Begin Information shown
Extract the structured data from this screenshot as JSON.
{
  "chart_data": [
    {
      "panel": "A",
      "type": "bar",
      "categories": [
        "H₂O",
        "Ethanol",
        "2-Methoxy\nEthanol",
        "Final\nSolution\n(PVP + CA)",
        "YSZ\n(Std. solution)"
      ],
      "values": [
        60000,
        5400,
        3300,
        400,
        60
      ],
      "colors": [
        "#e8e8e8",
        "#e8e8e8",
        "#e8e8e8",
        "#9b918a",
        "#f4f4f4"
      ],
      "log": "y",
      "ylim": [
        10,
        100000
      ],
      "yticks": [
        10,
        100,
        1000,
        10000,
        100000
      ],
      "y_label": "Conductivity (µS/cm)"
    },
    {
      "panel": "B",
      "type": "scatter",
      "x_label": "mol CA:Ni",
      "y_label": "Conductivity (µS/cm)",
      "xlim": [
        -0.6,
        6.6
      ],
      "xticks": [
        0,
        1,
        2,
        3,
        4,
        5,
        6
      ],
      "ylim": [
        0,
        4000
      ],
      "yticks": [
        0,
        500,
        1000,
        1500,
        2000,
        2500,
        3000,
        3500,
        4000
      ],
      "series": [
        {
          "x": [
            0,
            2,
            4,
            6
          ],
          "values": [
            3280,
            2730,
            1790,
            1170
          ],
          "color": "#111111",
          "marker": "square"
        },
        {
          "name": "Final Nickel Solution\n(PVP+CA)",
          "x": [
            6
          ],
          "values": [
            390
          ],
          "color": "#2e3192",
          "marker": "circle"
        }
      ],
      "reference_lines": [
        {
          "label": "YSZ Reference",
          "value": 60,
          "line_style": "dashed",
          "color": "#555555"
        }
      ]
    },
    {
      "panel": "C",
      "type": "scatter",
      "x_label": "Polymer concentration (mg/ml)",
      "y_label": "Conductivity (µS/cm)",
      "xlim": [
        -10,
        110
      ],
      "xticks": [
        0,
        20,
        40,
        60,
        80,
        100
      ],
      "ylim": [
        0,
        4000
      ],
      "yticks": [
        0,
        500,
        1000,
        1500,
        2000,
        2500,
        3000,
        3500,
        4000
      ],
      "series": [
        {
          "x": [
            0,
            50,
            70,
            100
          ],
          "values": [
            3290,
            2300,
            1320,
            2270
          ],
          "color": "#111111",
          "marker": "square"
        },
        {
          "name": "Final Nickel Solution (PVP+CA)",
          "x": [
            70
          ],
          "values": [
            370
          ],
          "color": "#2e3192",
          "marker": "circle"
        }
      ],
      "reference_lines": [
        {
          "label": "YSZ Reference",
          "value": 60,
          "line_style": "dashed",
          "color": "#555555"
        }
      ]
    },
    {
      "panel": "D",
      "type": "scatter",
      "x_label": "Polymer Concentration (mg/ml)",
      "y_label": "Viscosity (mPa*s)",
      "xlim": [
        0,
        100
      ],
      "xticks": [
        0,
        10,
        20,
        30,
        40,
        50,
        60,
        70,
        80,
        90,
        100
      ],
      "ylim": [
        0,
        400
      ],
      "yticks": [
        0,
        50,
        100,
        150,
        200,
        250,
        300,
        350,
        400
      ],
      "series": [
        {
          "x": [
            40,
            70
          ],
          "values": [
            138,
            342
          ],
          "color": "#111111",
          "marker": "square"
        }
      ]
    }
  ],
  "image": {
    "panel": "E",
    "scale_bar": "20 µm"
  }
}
End Information shown
● **Problem**: Copy out the material word for word and line for line.

● **Correct response**:
Extract the structured data from this screenshot as JSON.
{
  "chart_data": [
    {
      "panel": "A",
      "type": "bar",
      "categories": [
        "H₂O",
        "Ethanol",
        "2-Methoxy\nEthanol",
        "Final\nSolution\n(PVP + CA)",
        "YSZ\n(Std. solution)"
      ],
      "values": [
        60000,
        5400,
        3300,
        400,
        60
      ],
      "colors": [
        "#e8e8e8",
        "#e8e8e8",
        "#e8e8e8",
        "#9b918a",
        "#f4f4f4"
      ],
      "log": "y",
      "ylim": [
        10,
        100000
      ],
      "yticks": [
        10,
        100,
        1000,
        10000,
        100000
      ],
      "y_label": "Conductivity (µS/cm)"
    },
    {
      "panel": "B",
      "type": "scatter",
      "x_label": "mol CA:Ni",
      "y_label": "Conductivity (µS/cm)",
      "xlim": [
        -0.6,
        6.6
      ],
      "xticks": [
        0,
        1,
        2,
        3,
        4,
        5,
        6
      ],
      "ylim": [
        0,
        4000
      ],
      "yticks": [
        0,
        500,
        1000,
        1500,
        2000,
        2500,
        3000,
        3500,
        4000
      ],
      "series": [
        {
          "x": [
            0,
            2,
            4,
            6
          ],
          "values": [
            3280,
            2730,
            1790,
            1170
          ],
          "color": "#111111",
          "marker": "square"
        },
        {
          "name": "Final Nickel Solution\n(PVP+CA)",
          "x": [
            6
          ],
          "values": [
            390
          ],
          "color": "#2e3192",
          "marker": "circle"
        }
      ],
      "reference_lines": [
        {
          "label": "YSZ Reference",
          "value": 60,
          "line_style": "dashed",
          "color": "#555555"
        }
      ]
    },
    {
      "panel": "C",
      "type": "scatter",
      "x_label": "Polymer concentration (mg/ml)",
      "y_label": "Conductivity (µS/cm)",
      "xlim": [
        -10,
        110
      ],
      "xticks": [
        0,
        20,
        40,
        60,
        80,
        100
      ],
      "ylim": [
        0,
        4000
      ],
      "yticks": [
        0,
        500,
        1000,
        1500,
        2000,
        2500,
        3000,
        3500,
        4000
      ],
      "series": [
        {
          "x": [
            0,
            50,
            70,
            100
          ],
          "values": [
            3290,
            2300,
            1320,
            2270
          ],
          "color": "#111111",
          "marker": "square"
        },
        {
          "name": "Final Nickel Solution (PVP+CA)",
          "x": [
            70
          ],
          "values": [
            370
          ],
          "color": "#2e3192",
          "marker": "circle"
        }
      ],
      "reference_lines": [
        {
          "label": "YSZ Reference",
          "value": 60,
          "line_style": "dashed",
          "color": "#555555"
        }
      ]
    },
    {
      "panel": "D",
      "type": "scatter",
      "x_label": "Polymer Concentration (mg/ml)",
      "y_label": "Viscosity (mPa*s)",
      "xlim": [
        0,
        100
      ],
      "xticks": [
        0,
        10,
        20,
        30,
        40,
        50,
        60,
        70,
        80,
        90,
        100
      ],
      "ylim": [
        0,
        400
      ],
      "yticks": [
        0,
        50,
        100,
        150,
        200,
        250,
        300,
        350,
        400
      ],
      "series": [
        {
          "x": [
            40,
            70
          ],
          "values": [
            138,
            342
          ],
          "color": "#111111",
          "marker": "square"
        }
      ]
    }
  ],
  "image": {
    "panel": "E",
    "scale_bar": "20 µm"
  }
}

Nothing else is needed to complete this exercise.